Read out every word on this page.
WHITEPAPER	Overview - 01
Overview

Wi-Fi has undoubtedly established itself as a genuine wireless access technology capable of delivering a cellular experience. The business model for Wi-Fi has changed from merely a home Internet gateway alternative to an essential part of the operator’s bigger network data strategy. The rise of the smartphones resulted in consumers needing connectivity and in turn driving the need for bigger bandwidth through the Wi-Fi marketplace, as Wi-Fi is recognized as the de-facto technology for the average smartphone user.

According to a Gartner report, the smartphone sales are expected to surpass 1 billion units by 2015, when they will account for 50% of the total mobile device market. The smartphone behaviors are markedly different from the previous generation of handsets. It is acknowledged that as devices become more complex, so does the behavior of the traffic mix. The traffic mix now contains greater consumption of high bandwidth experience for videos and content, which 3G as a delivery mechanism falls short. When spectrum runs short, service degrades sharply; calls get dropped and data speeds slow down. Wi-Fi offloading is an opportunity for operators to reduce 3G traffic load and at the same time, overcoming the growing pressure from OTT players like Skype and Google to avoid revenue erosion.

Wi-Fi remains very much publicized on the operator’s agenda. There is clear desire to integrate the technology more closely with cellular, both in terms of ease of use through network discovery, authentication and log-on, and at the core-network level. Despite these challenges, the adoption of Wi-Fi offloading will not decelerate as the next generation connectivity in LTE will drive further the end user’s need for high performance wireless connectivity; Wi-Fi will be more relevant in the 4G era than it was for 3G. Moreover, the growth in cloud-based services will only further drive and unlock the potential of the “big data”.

__Written task__. Reproduce each record shown above without altering a single word.

__Response to the task__.
Read out every word on this page.
WHITEPAPER	Overview - 01
Overview

Wi-Fi has undoubtedly established itself as a genuine wireless access technology capable of delivering a cellular experience. The business model for Wi-Fi has changed from merely a home Internet gateway alternative to an essential part of the operator’s bigger network data strategy. The rise of the smartphones resulted in consumers needing connectivity and in turn driving the need for bigger bandwidth through the Wi-Fi marketplace, as Wi-Fi is recognized as the de-facto technology for the average smartphone user.

According to a Gartner report, the smartphone sales are expected to surpass 1 billion units by 2015, when they will account for 50% of the total mobile device market. The smartphone behaviors are markedly different from the previous generation of handsets. It is acknowledged that as devices become more complex, so does the behavior of the traffic mix. The traffic mix now contains greater consumption of high bandwidth experience for videos and content, which 3G as a delivery mechanism falls short. When spectrum runs short, service degrades sharply; calls get dropped and data speeds slow down. Wi-Fi offloading is an opportunity for operators to reduce 3G traffic load and at the same time, overcoming the growing pressure from OTT players like Skype and Google to avoid revenue erosion.

Wi-Fi remains very much publicized on the operator’s agenda. There is clear desire to integrate the technology more closely with cellular, both in terms of ease of use through network discovery, authentication and log-on, and at the core-network level. Despite these challenges, the adoption of Wi-Fi offloading will not decelerate as the next generation connectivity in LTE will drive further the end user’s need for high performance wireless connectivity; Wi-Fi will be more relevant in the 4G era than it was for 3G. Moreover, the growth in cloud-based services will only further drive and unlock the potential of the “big data”.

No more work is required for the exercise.